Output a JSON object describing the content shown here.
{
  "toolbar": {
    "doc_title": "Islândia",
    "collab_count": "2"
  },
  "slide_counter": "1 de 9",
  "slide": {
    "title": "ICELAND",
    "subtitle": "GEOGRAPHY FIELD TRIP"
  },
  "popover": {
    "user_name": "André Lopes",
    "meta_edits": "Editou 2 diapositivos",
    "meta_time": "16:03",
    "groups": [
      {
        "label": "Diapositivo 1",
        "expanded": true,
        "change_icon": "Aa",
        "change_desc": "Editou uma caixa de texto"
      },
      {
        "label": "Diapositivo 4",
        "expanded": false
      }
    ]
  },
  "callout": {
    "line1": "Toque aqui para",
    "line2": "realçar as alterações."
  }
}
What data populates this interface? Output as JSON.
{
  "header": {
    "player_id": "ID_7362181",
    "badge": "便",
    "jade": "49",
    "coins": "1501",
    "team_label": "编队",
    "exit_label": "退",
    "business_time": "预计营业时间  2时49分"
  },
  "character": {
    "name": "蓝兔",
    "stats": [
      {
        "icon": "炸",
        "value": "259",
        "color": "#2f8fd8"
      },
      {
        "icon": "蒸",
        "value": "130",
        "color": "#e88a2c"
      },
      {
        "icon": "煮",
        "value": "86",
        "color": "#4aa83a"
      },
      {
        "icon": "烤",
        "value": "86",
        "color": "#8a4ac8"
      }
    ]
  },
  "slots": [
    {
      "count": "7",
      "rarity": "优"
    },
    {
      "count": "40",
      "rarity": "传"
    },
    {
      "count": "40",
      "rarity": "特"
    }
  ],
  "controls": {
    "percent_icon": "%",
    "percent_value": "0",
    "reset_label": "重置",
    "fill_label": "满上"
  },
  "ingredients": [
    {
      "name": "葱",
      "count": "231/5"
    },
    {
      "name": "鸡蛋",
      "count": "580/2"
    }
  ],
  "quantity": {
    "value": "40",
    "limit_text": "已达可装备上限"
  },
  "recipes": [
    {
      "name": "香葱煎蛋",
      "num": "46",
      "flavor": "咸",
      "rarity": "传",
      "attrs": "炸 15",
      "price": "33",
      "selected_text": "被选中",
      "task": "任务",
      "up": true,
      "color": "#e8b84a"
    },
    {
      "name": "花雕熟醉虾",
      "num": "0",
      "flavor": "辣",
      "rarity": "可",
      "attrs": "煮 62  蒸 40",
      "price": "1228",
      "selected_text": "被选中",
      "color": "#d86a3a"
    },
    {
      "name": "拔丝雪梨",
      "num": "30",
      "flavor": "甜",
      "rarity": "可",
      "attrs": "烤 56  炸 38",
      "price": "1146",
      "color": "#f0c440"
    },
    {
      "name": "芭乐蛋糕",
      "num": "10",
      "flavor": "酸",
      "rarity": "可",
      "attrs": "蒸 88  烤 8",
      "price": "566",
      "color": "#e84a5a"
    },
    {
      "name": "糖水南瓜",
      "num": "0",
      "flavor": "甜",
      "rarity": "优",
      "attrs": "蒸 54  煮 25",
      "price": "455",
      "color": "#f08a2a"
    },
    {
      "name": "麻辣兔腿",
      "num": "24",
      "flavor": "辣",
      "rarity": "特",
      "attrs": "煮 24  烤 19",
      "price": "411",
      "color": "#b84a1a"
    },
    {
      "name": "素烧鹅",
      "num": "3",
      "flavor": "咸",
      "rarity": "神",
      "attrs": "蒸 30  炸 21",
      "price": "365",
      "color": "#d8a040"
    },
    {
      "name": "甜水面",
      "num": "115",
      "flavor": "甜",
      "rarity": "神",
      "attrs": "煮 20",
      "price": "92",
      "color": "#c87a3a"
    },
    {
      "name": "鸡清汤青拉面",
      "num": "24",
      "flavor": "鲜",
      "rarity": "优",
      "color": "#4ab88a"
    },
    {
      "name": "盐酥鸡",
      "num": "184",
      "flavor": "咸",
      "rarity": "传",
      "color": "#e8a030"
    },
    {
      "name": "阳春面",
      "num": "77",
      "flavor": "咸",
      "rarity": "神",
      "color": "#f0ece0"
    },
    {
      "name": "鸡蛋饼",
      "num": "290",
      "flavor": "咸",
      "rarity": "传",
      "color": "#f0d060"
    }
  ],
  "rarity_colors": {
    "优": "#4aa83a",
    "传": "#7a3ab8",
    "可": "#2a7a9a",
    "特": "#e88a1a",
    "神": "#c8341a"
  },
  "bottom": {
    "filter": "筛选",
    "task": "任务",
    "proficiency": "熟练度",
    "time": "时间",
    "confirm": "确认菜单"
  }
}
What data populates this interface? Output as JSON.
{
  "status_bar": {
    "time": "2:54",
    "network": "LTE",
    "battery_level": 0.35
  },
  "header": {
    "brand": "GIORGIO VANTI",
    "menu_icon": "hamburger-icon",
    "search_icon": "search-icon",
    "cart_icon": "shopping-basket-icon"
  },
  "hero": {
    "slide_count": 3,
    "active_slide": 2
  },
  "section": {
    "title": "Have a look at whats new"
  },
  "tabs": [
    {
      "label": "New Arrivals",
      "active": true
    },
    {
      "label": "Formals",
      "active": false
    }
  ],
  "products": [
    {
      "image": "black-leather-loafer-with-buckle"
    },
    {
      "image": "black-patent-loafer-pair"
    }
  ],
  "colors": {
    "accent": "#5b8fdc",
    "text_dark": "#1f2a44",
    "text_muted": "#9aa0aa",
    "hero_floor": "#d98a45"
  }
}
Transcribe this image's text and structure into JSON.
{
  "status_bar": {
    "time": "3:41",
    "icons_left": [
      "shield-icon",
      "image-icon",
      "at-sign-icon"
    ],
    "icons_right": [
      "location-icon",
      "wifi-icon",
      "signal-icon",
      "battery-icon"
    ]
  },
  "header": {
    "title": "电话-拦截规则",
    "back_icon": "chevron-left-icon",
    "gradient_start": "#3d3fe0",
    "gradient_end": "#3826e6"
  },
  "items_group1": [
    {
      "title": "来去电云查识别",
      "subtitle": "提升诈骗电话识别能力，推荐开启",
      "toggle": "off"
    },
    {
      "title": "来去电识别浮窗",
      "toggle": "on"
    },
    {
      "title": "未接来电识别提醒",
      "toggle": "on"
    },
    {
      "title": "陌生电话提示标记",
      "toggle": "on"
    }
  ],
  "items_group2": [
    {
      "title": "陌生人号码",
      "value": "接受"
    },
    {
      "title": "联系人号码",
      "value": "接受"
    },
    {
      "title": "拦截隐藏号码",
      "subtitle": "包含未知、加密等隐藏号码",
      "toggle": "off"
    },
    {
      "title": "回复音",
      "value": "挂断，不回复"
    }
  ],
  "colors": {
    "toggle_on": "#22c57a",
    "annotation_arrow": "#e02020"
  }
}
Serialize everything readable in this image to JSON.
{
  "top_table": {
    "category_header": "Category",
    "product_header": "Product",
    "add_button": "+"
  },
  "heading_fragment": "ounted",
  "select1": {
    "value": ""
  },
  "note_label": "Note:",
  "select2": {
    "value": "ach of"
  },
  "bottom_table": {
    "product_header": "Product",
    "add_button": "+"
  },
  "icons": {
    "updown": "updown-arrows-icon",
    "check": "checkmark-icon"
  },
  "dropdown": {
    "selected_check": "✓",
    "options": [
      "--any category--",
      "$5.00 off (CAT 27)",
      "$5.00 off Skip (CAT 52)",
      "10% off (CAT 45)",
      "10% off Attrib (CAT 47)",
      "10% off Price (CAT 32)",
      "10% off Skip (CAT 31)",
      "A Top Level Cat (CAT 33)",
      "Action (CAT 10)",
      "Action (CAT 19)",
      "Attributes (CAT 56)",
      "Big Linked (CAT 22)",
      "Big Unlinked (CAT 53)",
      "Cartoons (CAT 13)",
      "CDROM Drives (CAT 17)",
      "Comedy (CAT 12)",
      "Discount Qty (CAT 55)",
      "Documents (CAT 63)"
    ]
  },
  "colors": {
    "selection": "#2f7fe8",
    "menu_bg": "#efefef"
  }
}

——

Exercise objective ->
Extract each line from the listing that holds the word "Editou".

Answer to this exercise ->
    "meta_edits": "Editou 2 diapositivos",
        "change_desc": "Editou uma caixa de texto"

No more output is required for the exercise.